┏━━

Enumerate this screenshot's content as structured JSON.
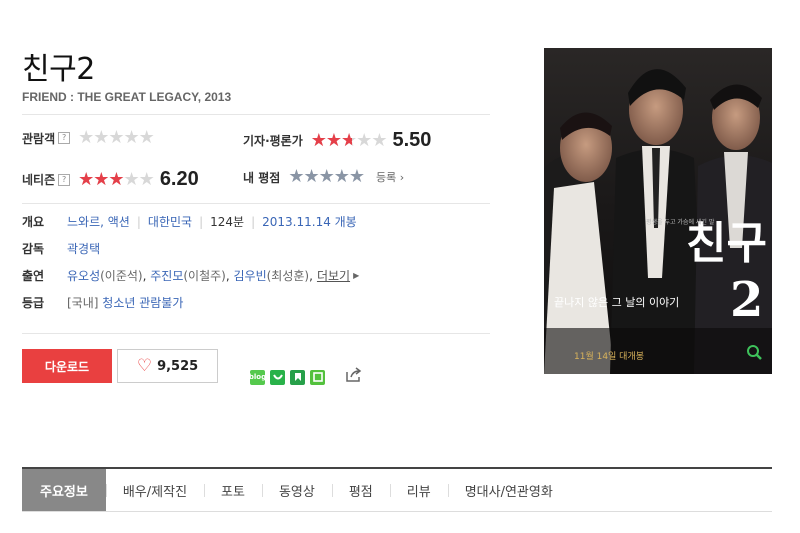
{
  "movie": {
    "title": "친구2",
    "subtitle": "FRIEND : THE GREAT LEGACY, 2013"
  },
  "ratings": {
    "audience_label": "관람객",
    "audience_stars_fraction": 0,
    "critic_label": "기자·평론가",
    "critic_score": "5.50",
    "critic_stars_fraction": 0.55,
    "netizen_label": "네티즌",
    "netizen_score": "6.20",
    "netizen_stars_fraction": 0.62,
    "my_label": "내 평점",
    "my_stars_fraction": 0,
    "register_label": "등록",
    "help_glyph": "?"
  },
  "info": {
    "overview_label": "개요",
    "genres": [
      "느와르",
      "액션"
    ],
    "country": "대한민국",
    "runtime": "124분",
    "release": "2013.11.14 개봉",
    "director_label": "감독",
    "director": "곽경택",
    "cast_label": "출연",
    "cast": [
      {
        "actor": "유오성",
        "role": "(이준석)"
      },
      {
        "actor": "주진모",
        "role": "(이철주)"
      },
      {
        "actor": "김우빈",
        "role": "(최성훈)"
      }
    ],
    "more_label": "더보기",
    "rating_label": "등급",
    "rating_region": "[국내]",
    "rating_value": "청소년 관람불가"
  },
  "actions": {
    "download_label": "다운로드",
    "like_count": "9,525"
  },
  "share": {
    "icons": [
      "blog-icon",
      "cafe-icon",
      "bookmark-icon",
      "memo-icon"
    ],
    "colors": [
      "#55c94d",
      "#29b24a",
      "#27a04a",
      "#53c13d"
    ],
    "blog_text": "blog"
  },
  "poster": {
    "title_text": "친구",
    "number_text": "2",
    "tagline": "끝나지 않은 그 날의 이야기",
    "date_text": "11월 14일 대개봉",
    "top_text": "평생을 두고 가슴에 새긴 말"
  },
  "tabs": [
    "주요정보",
    "배우/제작진",
    "포토",
    "동영상",
    "평점",
    "리뷰",
    "명대사/연관영화"
  ]
}
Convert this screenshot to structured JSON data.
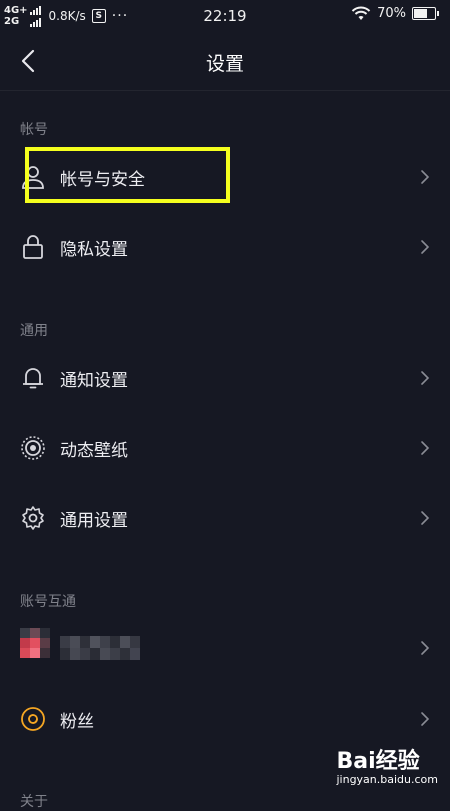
{
  "status_bar": {
    "network_top": "4G+",
    "network_bottom": "2G",
    "speed": "0.8K/s",
    "app_badge": "S",
    "more": "···",
    "time": "22:19",
    "battery_text": "70%",
    "battery_level": 0.7
  },
  "nav": {
    "title": "设置"
  },
  "sections": {
    "account": {
      "header": "帐号",
      "items": [
        {
          "label": "帐号与安全",
          "icon": "user-icon"
        },
        {
          "label": "隐私设置",
          "icon": "lock-icon"
        }
      ]
    },
    "general": {
      "header": "通用",
      "items": [
        {
          "label": "通知设置",
          "icon": "bell-icon"
        },
        {
          "label": "动态壁纸",
          "icon": "wallpaper-icon"
        },
        {
          "label": "通用设置",
          "icon": "gear-icon"
        }
      ]
    },
    "linked": {
      "header": "账号互通",
      "items": [
        {
          "label": "",
          "icon": "avatar-icon"
        },
        {
          "label": "粉丝",
          "icon": "fans-icon"
        }
      ]
    },
    "next": {
      "header": "关于"
    }
  },
  "colors": {
    "background": "#161823",
    "highlight": "#f5ff1e",
    "fans_accent": "#f5a623"
  },
  "watermark": {
    "logo": "Bai经验",
    "url": "jingyan.baidu.com"
  }
}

┗━━

None of the pictures should appear; repeat the records exactly otherwise.

Enumerate this screenshot's content as structured JSON.
{
  "movie": {
    "title": "친구2",
    "subtitle": "FRIEND : THE GREAT LEGACY, 2013"
  },
  "ratings": {
    "audience_label": "관람객",
    "audience_stars_fraction": 0,
    "critic_label": "기자·평론가",
    "critic_score": "5.50",
    "critic_stars_fraction": 0.55,
    "netizen_label": "네티즌",
    "netizen_score": "6.20",
    "netizen_stars_fraction": 0.62,
    "my_label": "내 평점",
    "my_stars_fraction": 0,
    "register_label": "등록",
    "help_glyph": "?"
  },
  "info": {
    "overview_label": "개요",
    "genres": [
      "느와르",
      "액션"
    ],
    "country": "대한민국",
    "runtime": "124분",
    "release": "2013.11.14 개봉",
    "director_label": "감독",
    "director": "곽경택",
    "cast_label": "출연",
    "cast": [
      {
        "actor": "유오성",
        "role": "(이준석)"
      },
      {
        "actor": "주진모",
        "role": "(이철주)"
      },
      {
        "actor": "김우빈",
        "role": "(최성훈)"
      }
    ],
    "more_label": "더보기",
    "rating_label": "등급",
    "rating_region": "[국내]",
    "rating_value": "청소년 관람불가"
  },
  "actions": {
    "download_label": "다운로드",
    "like_count": "9,525"
  },
  "share": {
    "icons": [
      "blog-icon",
      "cafe-icon",
      "bookmark-icon",
      "memo-icon"
    ],
    "colors": [
      "#55c94d",
      "#29b24a",
      "#27a04a",
      "#53c13d"
    ],
    "blog_text": "blog"
  },
  "poster": {
    "title_text": "친구",
    "number_text": "2",
    "tagline": "끝나지 않은 그 날의 이야기",
    "date_text": "11월 14일 대개봉",
    "top_text": "평생을 두고 가슴에 새긴 말"
  },
  "tabs": [
    "주요정보",
    "배우/제작진",
    "포토",
    "동영상",
    "평점",
    "리뷰",
    "명대사/연관영화"
  ]
}
Convert this screenshot to structured JSON data.
{
  "status_bar": {
    "network_top": "4G+",
    "network_bottom": "2G",
    "speed": "0.8K/s",
    "app_badge": "S",
    "more": "···",
    "time": "22:19",
    "battery_text": "70%",
    "battery_level": 0.7
  },
  "nav": {
    "title": "设置"
  },
  "sections": {
    "account": {
      "header": "帐号",
      "items": [
        {
          "label": "帐号与安全",
          "icon": "user-icon"
        },
        {
          "label": "隐私设置",
          "icon": "lock-icon"
        }
      ]
    },
    "general": {
      "header": "通用",
      "items": [
        {
          "label": "通知设置",
          "icon": "bell-icon"
        },
        {
          "label": "动态壁纸",
          "icon": "wallpaper-icon"
        },
        {
          "label": "通用设置",
          "icon": "gear-icon"
        }
      ]
    },
    "linked": {
      "header": "账号互通",
      "items": [
        {
          "label": "",
          "icon": "avatar-icon"
        },
        {
          "label": "粉丝",
          "icon": "fans-icon"
        }
      ]
    },
    "next": {
      "header": "关于"
    }
  },
  "colors": {
    "background": "#161823",
    "highlight": "#f5ff1e",
    "fans_accent": "#f5a623"
  },
  "watermark": {
    "logo": "Bai经验",
    "url": "jingyan.baidu.com"
  }
}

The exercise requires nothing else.